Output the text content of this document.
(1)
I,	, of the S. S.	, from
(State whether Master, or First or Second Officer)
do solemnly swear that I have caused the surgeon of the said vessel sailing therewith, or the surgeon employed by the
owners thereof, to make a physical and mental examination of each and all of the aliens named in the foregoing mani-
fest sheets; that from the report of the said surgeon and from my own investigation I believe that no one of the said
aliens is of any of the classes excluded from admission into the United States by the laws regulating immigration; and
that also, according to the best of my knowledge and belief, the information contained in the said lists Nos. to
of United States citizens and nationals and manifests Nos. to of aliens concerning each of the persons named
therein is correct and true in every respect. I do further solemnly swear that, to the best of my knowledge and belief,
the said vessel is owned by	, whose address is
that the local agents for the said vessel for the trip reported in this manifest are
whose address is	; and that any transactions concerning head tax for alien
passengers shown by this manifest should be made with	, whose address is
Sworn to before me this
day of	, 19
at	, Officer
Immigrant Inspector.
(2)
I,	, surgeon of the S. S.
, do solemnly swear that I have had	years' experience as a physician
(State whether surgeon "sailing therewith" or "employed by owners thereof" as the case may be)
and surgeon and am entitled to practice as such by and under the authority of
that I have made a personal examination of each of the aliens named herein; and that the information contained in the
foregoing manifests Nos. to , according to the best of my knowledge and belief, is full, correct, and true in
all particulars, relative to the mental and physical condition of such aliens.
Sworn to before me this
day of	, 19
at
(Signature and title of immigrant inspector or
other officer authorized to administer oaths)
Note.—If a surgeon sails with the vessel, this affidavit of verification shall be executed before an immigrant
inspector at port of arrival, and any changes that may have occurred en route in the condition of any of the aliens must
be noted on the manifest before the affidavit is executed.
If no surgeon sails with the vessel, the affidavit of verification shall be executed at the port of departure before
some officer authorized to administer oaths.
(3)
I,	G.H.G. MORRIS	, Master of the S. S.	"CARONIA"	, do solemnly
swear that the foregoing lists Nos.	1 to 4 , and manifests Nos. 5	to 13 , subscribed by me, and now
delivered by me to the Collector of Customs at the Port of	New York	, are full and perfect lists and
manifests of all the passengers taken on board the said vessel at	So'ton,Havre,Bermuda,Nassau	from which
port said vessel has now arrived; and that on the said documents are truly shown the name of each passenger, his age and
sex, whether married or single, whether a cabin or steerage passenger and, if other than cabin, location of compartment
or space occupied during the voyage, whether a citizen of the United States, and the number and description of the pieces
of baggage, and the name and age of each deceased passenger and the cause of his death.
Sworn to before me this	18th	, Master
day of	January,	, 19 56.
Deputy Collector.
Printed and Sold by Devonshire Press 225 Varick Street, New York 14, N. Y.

Brief:
Return what is listed above, exactly and completely.

Expected answer:
Output the text content of this document.
(1)
I,	, of the S. S.	, from
(State whether Master, or First or Second Officer)
do solemnly swear that I have caused the surgeon of the said vessel sailing therewith, or the surgeon employed by the
owners thereof, to make a physical and mental examination of each and all of the aliens named in the foregoing mani-
fest sheets; that from the report of the said surgeon and from my own investigation I believe that no one of the said
aliens is of any of the classes excluded from admission into the United States by the laws regulating immigration; and
that also, according to the best of my knowledge and belief, the information contained in the said lists Nos. to
of United States citizens and nationals and manifests Nos. to of aliens concerning each of the persons named
therein is correct and true in every respect. I do further solemnly swear that, to the best of my knowledge and belief,
the said vessel is owned by	, whose address is
that the local agents for the said vessel for the trip reported in this manifest are
whose address is	; and that any transactions concerning head tax for alien
passengers shown by this manifest should be made with	, whose address is
Sworn to before me this
day of	, 19
at	, Officer
Immigrant Inspector.
(2)
I,	, surgeon of the S. S.
, do solemnly swear that I have had	years' experience as a physician
(State whether surgeon "sailing therewith" or "employed by owners thereof" as the case may be)
and surgeon and am entitled to practice as such by and under the authority of
that I have made a personal examination of each of the aliens named herein; and that the information contained in the
foregoing manifests Nos. to , according to the best of my knowledge and belief, is full, correct, and true in
all particulars, relative to the mental and physical condition of such aliens.
Sworn to before me this
day of	, 19
at
(Signature and title of immigrant inspector or
other officer authorized to administer oaths)
Note.—If a surgeon sails with the vessel, this affidavit of verification shall be executed before an immigrant
inspector at port of arrival, and any changes that may have occurred en route in the condition of any of the aliens must
be noted on the manifest before the affidavit is executed.
If no surgeon sails with the vessel, the affidavit of verification shall be executed at the port of departure before
some officer authorized to administer oaths.
(3)
I,	G.H.G. MORRIS	, Master of the S. S.	"CARONIA"	, do solemnly
swear that the foregoing lists Nos.	1 to 4 , and manifests Nos. 5	to 13 , subscribed by me, and now
delivered by me to the Collector of Customs at the Port of	New York	, are full and perfect lists and
manifests of all the passengers taken on board the said vessel at	So'ton,Havre,Bermuda,Nassau	from which
port said vessel has now arrived; and that on the said documents are truly shown the name of each passenger, his age and
sex, whether married or single, whether a cabin or steerage passenger and, if other than cabin, location of compartment
or space occupied during the voyage, whether a citizen of the United States, and the number and description of the pieces
of baggage, and the name and age of each deceased passenger and the cause of his death.
Sworn to before me this	18th	, Master
day of	January,	, 19 56.
Deputy Collector.
Printed and Sold by Devonshire Press 225 Varick Street, New York 14, N. Y.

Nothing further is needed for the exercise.